- **Entries provided**
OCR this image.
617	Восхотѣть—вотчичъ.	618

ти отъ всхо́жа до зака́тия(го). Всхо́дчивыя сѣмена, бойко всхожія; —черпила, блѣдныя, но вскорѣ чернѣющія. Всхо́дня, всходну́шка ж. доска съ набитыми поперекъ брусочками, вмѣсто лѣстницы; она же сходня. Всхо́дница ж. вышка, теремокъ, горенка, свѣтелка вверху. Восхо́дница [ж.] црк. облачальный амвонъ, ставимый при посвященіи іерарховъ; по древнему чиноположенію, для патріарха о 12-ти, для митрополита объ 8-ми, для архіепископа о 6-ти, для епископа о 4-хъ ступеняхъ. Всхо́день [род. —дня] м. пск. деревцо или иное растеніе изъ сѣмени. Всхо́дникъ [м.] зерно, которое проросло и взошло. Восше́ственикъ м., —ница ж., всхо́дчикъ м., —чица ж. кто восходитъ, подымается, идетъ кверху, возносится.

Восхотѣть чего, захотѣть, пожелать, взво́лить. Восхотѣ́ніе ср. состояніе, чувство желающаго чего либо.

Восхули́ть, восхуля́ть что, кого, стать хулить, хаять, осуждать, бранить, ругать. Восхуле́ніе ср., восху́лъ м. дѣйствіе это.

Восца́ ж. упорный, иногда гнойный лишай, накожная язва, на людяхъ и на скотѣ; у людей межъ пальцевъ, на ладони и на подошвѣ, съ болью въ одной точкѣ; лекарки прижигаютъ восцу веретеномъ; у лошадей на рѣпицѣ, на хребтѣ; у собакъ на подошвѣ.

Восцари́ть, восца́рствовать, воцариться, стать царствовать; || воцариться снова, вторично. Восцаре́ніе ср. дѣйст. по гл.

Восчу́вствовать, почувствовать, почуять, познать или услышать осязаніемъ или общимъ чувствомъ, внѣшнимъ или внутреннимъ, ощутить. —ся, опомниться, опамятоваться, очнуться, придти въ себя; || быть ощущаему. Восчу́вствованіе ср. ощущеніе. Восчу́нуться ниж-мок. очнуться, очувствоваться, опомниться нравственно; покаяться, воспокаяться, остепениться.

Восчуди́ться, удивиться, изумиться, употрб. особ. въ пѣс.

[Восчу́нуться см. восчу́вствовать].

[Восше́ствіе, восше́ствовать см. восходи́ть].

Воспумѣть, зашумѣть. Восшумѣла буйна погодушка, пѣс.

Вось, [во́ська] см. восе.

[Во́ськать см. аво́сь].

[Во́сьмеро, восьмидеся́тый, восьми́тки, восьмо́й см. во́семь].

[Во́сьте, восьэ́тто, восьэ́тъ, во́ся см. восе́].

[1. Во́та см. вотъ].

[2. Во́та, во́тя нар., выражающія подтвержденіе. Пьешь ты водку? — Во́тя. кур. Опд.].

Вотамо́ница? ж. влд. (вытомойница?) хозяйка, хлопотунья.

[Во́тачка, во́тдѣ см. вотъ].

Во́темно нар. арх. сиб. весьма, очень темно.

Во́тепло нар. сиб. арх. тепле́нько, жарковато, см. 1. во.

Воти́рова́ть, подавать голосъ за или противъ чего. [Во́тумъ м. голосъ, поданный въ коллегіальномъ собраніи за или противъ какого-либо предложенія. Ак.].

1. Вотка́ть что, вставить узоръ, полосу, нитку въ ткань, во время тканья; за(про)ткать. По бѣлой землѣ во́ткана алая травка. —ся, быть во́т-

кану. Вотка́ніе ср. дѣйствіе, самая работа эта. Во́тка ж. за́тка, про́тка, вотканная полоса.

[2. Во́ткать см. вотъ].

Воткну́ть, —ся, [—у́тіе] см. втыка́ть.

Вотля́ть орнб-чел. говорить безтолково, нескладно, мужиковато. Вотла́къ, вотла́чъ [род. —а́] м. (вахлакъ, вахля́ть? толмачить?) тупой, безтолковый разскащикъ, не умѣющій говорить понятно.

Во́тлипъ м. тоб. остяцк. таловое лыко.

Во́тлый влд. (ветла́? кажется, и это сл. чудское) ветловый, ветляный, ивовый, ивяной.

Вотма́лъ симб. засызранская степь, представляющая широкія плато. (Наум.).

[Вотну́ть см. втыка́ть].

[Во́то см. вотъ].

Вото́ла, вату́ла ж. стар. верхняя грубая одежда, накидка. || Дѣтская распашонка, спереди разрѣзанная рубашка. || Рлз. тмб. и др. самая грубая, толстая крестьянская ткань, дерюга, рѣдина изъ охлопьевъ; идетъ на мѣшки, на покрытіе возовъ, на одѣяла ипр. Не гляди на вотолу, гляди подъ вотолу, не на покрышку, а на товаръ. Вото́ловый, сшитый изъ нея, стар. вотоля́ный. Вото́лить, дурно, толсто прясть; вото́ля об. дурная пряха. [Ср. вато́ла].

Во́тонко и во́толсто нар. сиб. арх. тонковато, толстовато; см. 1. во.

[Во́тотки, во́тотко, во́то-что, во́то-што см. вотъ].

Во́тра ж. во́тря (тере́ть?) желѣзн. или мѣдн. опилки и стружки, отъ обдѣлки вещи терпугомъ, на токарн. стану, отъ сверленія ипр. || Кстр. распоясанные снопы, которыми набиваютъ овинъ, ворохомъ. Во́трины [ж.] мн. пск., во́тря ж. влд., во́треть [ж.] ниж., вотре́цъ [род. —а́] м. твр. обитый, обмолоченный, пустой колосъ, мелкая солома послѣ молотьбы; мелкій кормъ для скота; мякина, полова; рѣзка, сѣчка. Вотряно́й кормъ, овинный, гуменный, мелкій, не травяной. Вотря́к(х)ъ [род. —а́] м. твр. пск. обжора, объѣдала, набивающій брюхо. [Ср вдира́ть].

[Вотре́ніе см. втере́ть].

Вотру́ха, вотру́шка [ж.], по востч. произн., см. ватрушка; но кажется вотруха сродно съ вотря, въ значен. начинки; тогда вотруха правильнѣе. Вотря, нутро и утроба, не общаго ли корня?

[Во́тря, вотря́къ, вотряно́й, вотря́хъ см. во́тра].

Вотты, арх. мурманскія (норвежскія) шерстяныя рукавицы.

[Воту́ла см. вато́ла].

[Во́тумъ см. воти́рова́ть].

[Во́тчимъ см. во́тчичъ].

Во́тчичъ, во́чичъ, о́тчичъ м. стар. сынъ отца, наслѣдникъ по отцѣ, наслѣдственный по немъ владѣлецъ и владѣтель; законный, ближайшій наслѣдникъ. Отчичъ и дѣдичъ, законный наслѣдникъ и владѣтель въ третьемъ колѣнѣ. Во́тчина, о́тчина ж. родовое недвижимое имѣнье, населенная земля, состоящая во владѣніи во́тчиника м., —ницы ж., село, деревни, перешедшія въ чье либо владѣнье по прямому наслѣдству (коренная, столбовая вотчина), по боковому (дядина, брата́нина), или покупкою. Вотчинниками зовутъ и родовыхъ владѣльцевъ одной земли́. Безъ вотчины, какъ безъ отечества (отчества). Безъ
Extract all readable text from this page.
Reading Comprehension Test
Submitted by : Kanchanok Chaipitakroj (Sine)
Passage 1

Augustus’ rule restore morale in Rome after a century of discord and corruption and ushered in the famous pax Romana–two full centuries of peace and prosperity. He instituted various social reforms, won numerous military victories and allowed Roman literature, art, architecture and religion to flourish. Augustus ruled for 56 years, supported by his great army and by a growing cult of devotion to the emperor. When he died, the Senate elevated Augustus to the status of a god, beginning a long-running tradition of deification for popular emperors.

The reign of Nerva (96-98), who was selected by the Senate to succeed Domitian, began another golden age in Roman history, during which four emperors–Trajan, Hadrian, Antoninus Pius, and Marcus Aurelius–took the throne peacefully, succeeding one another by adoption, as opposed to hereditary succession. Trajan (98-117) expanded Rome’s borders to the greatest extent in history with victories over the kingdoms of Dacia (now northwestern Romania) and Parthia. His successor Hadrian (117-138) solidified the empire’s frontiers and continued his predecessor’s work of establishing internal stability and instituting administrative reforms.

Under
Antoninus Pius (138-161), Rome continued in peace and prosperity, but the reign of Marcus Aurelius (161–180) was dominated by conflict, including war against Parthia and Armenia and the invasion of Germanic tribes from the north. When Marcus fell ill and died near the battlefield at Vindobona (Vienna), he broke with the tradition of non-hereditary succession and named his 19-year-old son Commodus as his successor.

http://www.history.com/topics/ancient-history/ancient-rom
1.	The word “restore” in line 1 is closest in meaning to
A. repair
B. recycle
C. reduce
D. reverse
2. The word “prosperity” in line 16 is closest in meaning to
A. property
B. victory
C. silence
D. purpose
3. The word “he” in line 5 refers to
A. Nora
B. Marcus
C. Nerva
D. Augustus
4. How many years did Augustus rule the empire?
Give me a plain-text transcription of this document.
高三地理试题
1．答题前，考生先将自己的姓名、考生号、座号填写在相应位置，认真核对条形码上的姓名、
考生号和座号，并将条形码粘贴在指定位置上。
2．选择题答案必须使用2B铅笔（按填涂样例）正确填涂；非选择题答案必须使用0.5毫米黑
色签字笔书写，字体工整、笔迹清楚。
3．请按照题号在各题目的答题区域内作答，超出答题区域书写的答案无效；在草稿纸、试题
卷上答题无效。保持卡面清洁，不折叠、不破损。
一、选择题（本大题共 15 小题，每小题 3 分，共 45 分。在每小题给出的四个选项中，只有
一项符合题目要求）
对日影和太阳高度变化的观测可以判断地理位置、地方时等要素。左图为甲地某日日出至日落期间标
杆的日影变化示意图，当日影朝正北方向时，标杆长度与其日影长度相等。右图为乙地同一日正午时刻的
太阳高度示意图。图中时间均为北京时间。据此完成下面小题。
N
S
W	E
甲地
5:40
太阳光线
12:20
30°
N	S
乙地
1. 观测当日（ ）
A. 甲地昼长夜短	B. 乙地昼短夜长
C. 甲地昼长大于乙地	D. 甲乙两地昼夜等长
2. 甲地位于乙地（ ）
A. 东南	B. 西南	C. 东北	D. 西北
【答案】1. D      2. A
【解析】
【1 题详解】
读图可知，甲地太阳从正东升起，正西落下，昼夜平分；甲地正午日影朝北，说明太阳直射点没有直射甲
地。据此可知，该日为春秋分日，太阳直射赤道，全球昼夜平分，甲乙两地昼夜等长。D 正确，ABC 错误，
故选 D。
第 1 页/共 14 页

- **What the task requires**
Gather every line containing the word "тумъ" and copy it.

- **Exercise output**
Воти́рова́ть, подавать голосъ за или противъ чего. [Во́тумъ м. голосъ, поданный въ коллегіальномъ собраніи за или противъ какого-либо предложенія. Ак.].
[Во́тумъ см. воти́рова́ть].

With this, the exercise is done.